To do: Of all the lines in the material, how many include the word "nGrade"? Give only the number.

Figure data in JSON:
-.-.-

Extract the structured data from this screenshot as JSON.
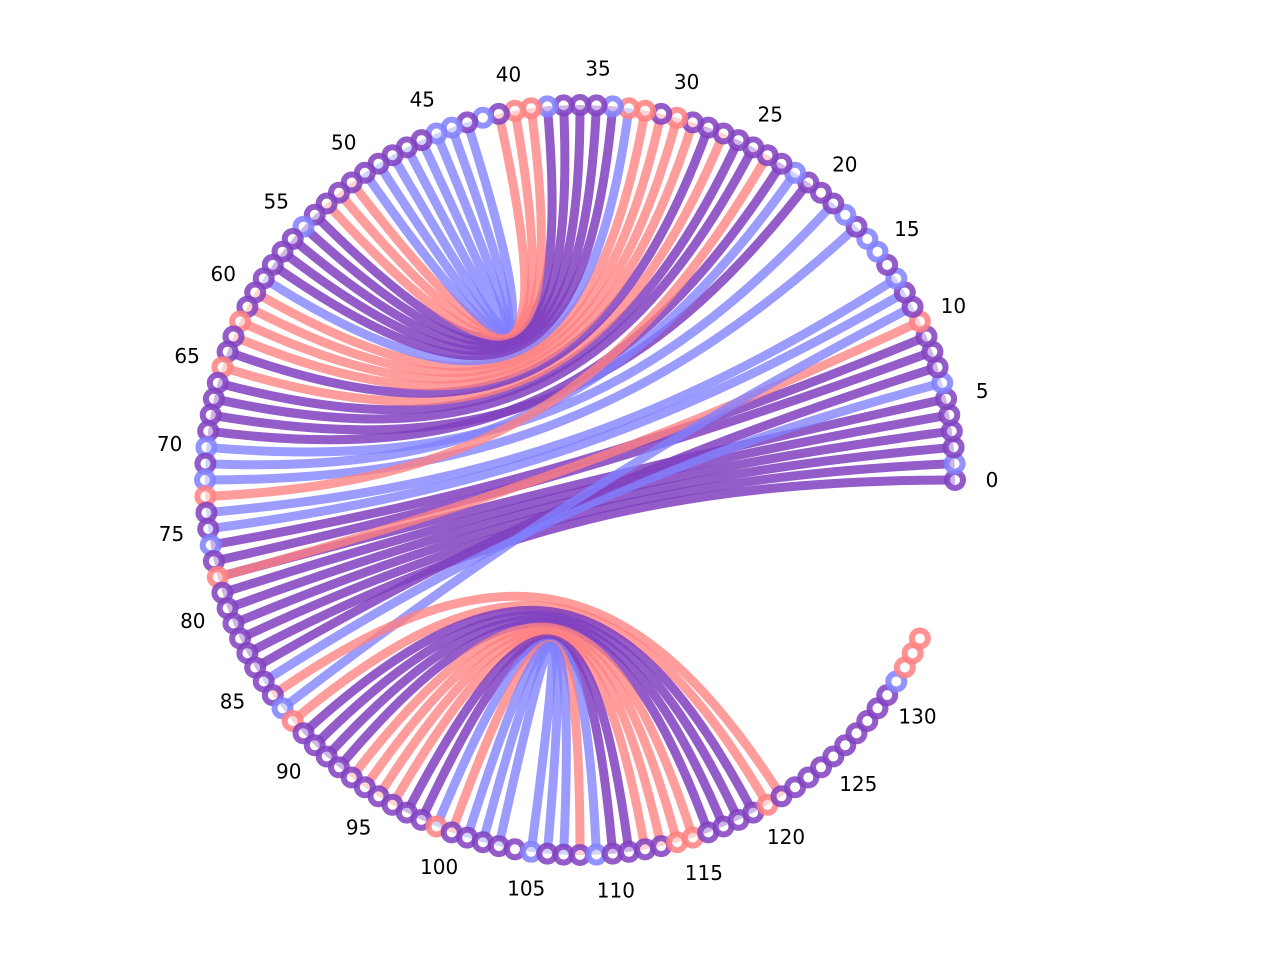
{
  "diagram": {
    "type": "arc",
    "node_count": 135,
    "colors": {
      "red": "#ff8080",
      "blue": "#8080ff",
      "purple": "#8040c0"
    },
    "tick_labels": [
      "0",
      "5",
      "10",
      "15",
      "20",
      "25",
      "30",
      "35",
      "40",
      "45",
      "50",
      "55",
      "60",
      "65",
      "70",
      "75",
      "80",
      "85",
      "90",
      "95",
      "100",
      "105",
      "110",
      "115",
      "120",
      "125",
      "130"
    ],
    "node_colors": [
      "purple",
      "blue",
      "purple",
      "purple",
      "purple",
      "purple",
      "blue",
      "purple",
      "purple",
      "purple",
      "red",
      "purple",
      "purple",
      "blue",
      "purple",
      "blue",
      "blue",
      "purple",
      "blue",
      "purple",
      "purple",
      "purple",
      "blue",
      "purple",
      "purple",
      "purple",
      "purple",
      "purple",
      "purple",
      "purple",
      "red",
      "purple",
      "red",
      "red",
      "blue",
      "purple",
      "purple",
      "purple",
      "blue",
      "red",
      "red",
      "purple",
      "blue",
      "purple",
      "blue",
      "blue",
      "purple",
      "purple",
      "purple",
      "purple",
      "purple",
      "purple",
      "purple",
      "purple",
      "purple",
      "blue",
      "purple",
      "purple",
      "purple",
      "purple",
      "purple",
      "purple",
      "red",
      "purple",
      "purple",
      "red",
      "purple",
      "purple",
      "purple",
      "purple",
      "blue",
      "purple",
      "blue",
      "red",
      "purple",
      "purple",
      "blue",
      "purple",
      "red",
      "purple",
      "purple",
      "purple",
      "purple",
      "purple",
      "purple",
      "purple",
      "purple",
      "blue",
      "red",
      "purple",
      "purple",
      "purple",
      "purple",
      "purple",
      "purple",
      "purple",
      "purple",
      "purple",
      "purple",
      "red",
      "purple",
      "purple",
      "purple",
      "purple",
      "purple",
      "blue",
      "purple",
      "purple",
      "purple",
      "blue",
      "purple",
      "purple",
      "purple",
      "purple",
      "red",
      "red",
      "purple",
      "purple",
      "purple",
      "purple",
      "red",
      "purple",
      "purple",
      "purple",
      "purple",
      "purple",
      "purple",
      "purple",
      "purple",
      "purple",
      "purple",
      "blue",
      "red",
      "red",
      "red"
    ],
    "edges": [
      {
        "source": 0,
        "target": 83,
        "color": "purple"
      },
      {
        "source": 1,
        "target": 82,
        "color": "purple"
      },
      {
        "source": 2,
        "target": 81,
        "color": "purple"
      },
      {
        "source": 3,
        "target": 80,
        "color": "purple"
      },
      {
        "source": 4,
        "target": 79,
        "color": "purple"
      },
      {
        "source": 5,
        "target": 78,
        "color": "purple"
      },
      {
        "source": 6,
        "target": 85,
        "color": "blue"
      },
      {
        "source": 7,
        "target": 84,
        "color": "purple"
      },
      {
        "source": 8,
        "target": 77,
        "color": "purple"
      },
      {
        "source": 9,
        "target": 76,
        "color": "purple"
      },
      {
        "source": 10,
        "target": 78,
        "color": "red"
      },
      {
        "source": 11,
        "target": 87,
        "color": "blue"
      },
      {
        "source": 12,
        "target": 75,
        "color": "blue"
      },
      {
        "source": 13,
        "target": 74,
        "color": "blue"
      },
      {
        "source": 17,
        "target": 72,
        "color": "blue"
      },
      {
        "source": 19,
        "target": 70,
        "color": "blue"
      },
      {
        "source": 21,
        "target": 68,
        "color": "purple"
      },
      {
        "source": 22,
        "target": 71,
        "color": "blue"
      },
      {
        "source": 23,
        "target": 69,
        "color": "purple"
      },
      {
        "source": 24,
        "target": 73,
        "color": "red"
      },
      {
        "source": 25,
        "target": 67,
        "color": "purple"
      },
      {
        "source": 26,
        "target": 66,
        "color": "purple"
      },
      {
        "source": 27,
        "target": 65,
        "color": "red"
      },
      {
        "source": 28,
        "target": 64,
        "color": "purple"
      },
      {
        "source": 29,
        "target": 63,
        "color": "red"
      },
      {
        "source": 30,
        "target": 62,
        "color": "red"
      },
      {
        "source": 31,
        "target": 61,
        "color": "red"
      },
      {
        "source": 32,
        "target": 60,
        "color": "red"
      },
      {
        "source": 33,
        "target": 59,
        "color": "blue"
      },
      {
        "source": 34,
        "target": 58,
        "color": "purple"
      },
      {
        "source": 35,
        "target": 57,
        "color": "purple"
      },
      {
        "source": 36,
        "target": 56,
        "color": "purple"
      },
      {
        "source": 37,
        "target": 55,
        "color": "purple"
      },
      {
        "source": 38,
        "target": 54,
        "color": "purple"
      },
      {
        "source": 39,
        "target": 53,
        "color": "red"
      },
      {
        "source": 40,
        "target": 52,
        "color": "red"
      },
      {
        "source": 41,
        "target": 51,
        "color": "red"
      },
      {
        "source": 43,
        "target": 50,
        "color": "blue"
      },
      {
        "source": 44,
        "target": 49,
        "color": "blue"
      },
      {
        "source": 45,
        "target": 48,
        "color": "blue"
      },
      {
        "source": 46,
        "target": 47,
        "color": "blue"
      },
      {
        "source": 86,
        "target": 121,
        "color": "red"
      },
      {
        "source": 88,
        "target": 120,
        "color": "red"
      },
      {
        "source": 89,
        "target": 119,
        "color": "purple"
      },
      {
        "source": 90,
        "target": 118,
        "color": "purple"
      },
      {
        "source": 91,
        "target": 117,
        "color": "purple"
      },
      {
        "source": 92,
        "target": 116,
        "color": "purple"
      },
      {
        "source": 93,
        "target": 115,
        "color": "red"
      },
      {
        "source": 94,
        "target": 114,
        "color": "red"
      },
      {
        "source": 95,
        "target": 113,
        "color": "red"
      },
      {
        "source": 96,
        "target": 112,
        "color": "red"
      },
      {
        "source": 97,
        "target": 111,
        "color": "purple"
      },
      {
        "source": 98,
        "target": 110,
        "color": "purple"
      },
      {
        "source": 99,
        "target": 109,
        "color": "blue"
      },
      {
        "source": 100,
        "target": 108,
        "color": "red"
      },
      {
        "source": 101,
        "target": 107,
        "color": "blue"
      },
      {
        "source": 102,
        "target": 106,
        "color": "blue"
      },
      {
        "source": 103,
        "target": 105,
        "color": "blue"
      }
    ]
  }
}
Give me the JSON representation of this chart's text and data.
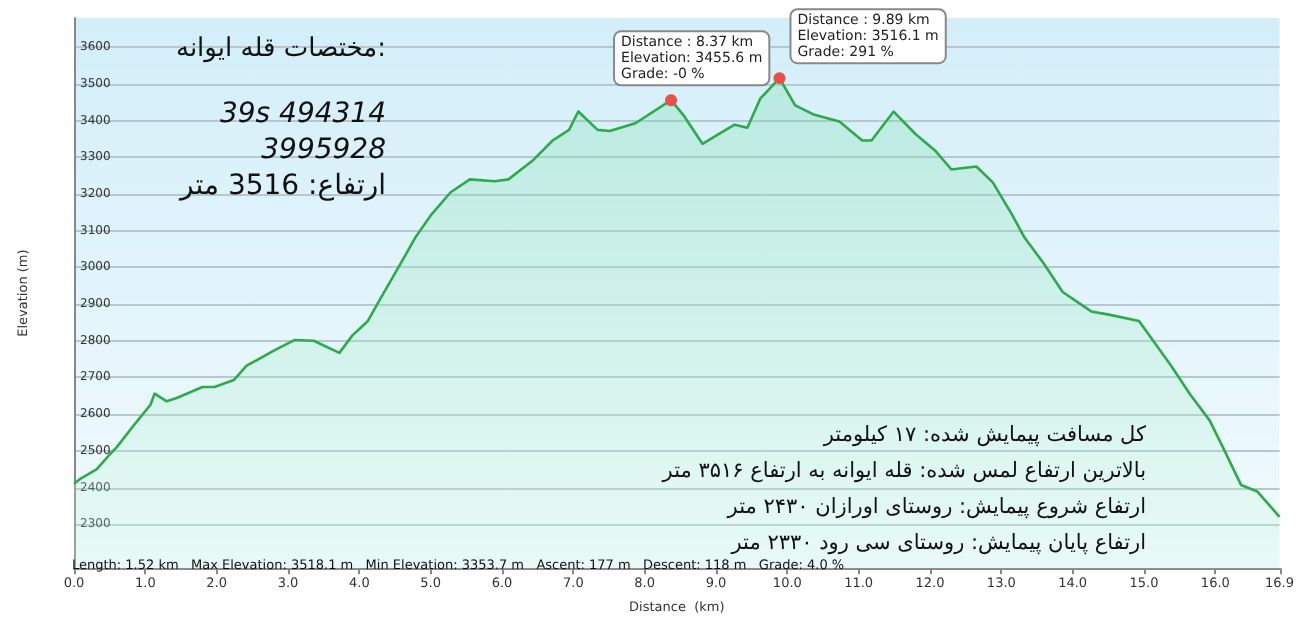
{
  "chart_data": {
    "type": "area",
    "xlabel": "Distance  (km)",
    "ylabel": "Elevation (m)",
    "x": [
      0,
      0.1,
      0.32,
      0.5,
      0.6,
      0.86,
      1.07,
      1.13,
      1.3,
      1.44,
      1.8,
      1.97,
      2.24,
      2.42,
      2.82,
      3.09,
      3.36,
      3.72,
      3.9,
      4.12,
      4.3,
      4.61,
      4.79,
      5.01,
      5.28,
      5.55,
      5.9,
      6.09,
      6.44,
      6.71,
      6.94,
      7.07,
      7.34,
      7.51,
      7.87,
      8.37,
      8.54,
      8.81,
      9.26,
      9.44,
      9.62,
      9.89,
      10.11,
      10.38,
      10.73,
      11.05,
      11.18,
      11.49,
      11.8,
      12.07,
      12.3,
      12.65,
      12.88,
      13.15,
      13.32,
      13.59,
      13.86,
      14.26,
      14.49,
      14.93,
      15.38,
      15.65,
      15.92,
      16.1,
      16.36,
      16.59,
      16.9
    ],
    "series": [
      {
        "color": "#2eaa4a",
        "values": [
          2410,
          2425,
          2450,
          2490,
          2510,
          2575,
          2625,
          2656,
          2635,
          2644,
          2674,
          2674,
          2693,
          2732,
          2775,
          2802,
          2800,
          2767,
          2814,
          2854,
          2916,
          3021,
          3083,
          3144,
          3205,
          3240,
          3235,
          3240,
          3293,
          3346,
          3375,
          3425,
          3375,
          3372,
          3393,
          3456,
          3416,
          3337,
          3389,
          3381,
          3460,
          3516,
          3442,
          3416,
          3398,
          3346,
          3346,
          3425,
          3363,
          3319,
          3267,
          3275,
          3232,
          3144,
          3083,
          3012,
          2933,
          2880,
          2872,
          2854,
          2732,
          2653,
          2583,
          2512,
          2407,
          2389,
          2320
        ]
      }
    ],
    "xlim": [
      0,
      16.9
    ],
    "xticks": [
      {
        "value": 0,
        "label": "0.0"
      },
      {
        "value": 1,
        "label": "1.0"
      },
      {
        "value": 2,
        "label": "2.0"
      },
      {
        "value": 3,
        "label": "3.0"
      },
      {
        "value": 4,
        "label": "4.0"
      },
      {
        "value": 5,
        "label": "5.0"
      },
      {
        "value": 6,
        "label": "6.0"
      },
      {
        "value": 7,
        "label": "7.0"
      },
      {
        "value": 8,
        "label": "8.0"
      },
      {
        "value": 9,
        "label": "9.0"
      },
      {
        "value": 10,
        "label": "10.0"
      },
      {
        "value": 11,
        "label": "11.0"
      },
      {
        "value": 12,
        "label": "12.0"
      },
      {
        "value": 13,
        "label": "13.0"
      },
      {
        "value": 14,
        "label": "14.0"
      },
      {
        "value": 15,
        "label": "15.0"
      },
      {
        "value": 16,
        "label": "16.0"
      },
      {
        "value": 16.9,
        "label": "16.9"
      }
    ],
    "ylim": [
      2180,
      3680
    ],
    "yticks": [
      2300,
      2400,
      2500,
      2600,
      2700,
      2800,
      2900,
      3000,
      3100,
      3200,
      3300,
      3400,
      3500,
      3600
    ],
    "grid": "y",
    "marker": "none",
    "line_style": "solid",
    "annotations": [
      {
        "text": "Distance : 8.37 km\nElevation: 3455.6 m\nGrade: -0 %",
        "x": 8.37,
        "y": 3455.6
      },
      {
        "text": "Distance : 9.89 km\nElevation: 3516.1 m\nGrade: 291 %",
        "x": 9.89,
        "y": 3516
      },
      "مختصات قله ایوانه:",
      "39s 494314",
      "3995928",
      "ارتفاع: 3516 متر",
      "کل مسافت پیمایش شده: ۱۷ کیلومتر",
      "بالاترین ارتفاع لمس شده: قله ایوانه به ارتفاع ۳۵۱۶ متر",
      "ارتفاع شروع پیمایش: روستای اورازان ۲۴۳۰ متر",
      "ارتفاع پایان پیمایش: روستای سی رود ۲۳۳۰ متر",
      "Length: 1.52 km   Max Elevation: 3518.1 m   Min Elevation: 3353.7 m   Ascent: 177 m   Descent: 118 m   Grade: 4.0 %"
    ]
  }
}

-.-.-

Task answer: 2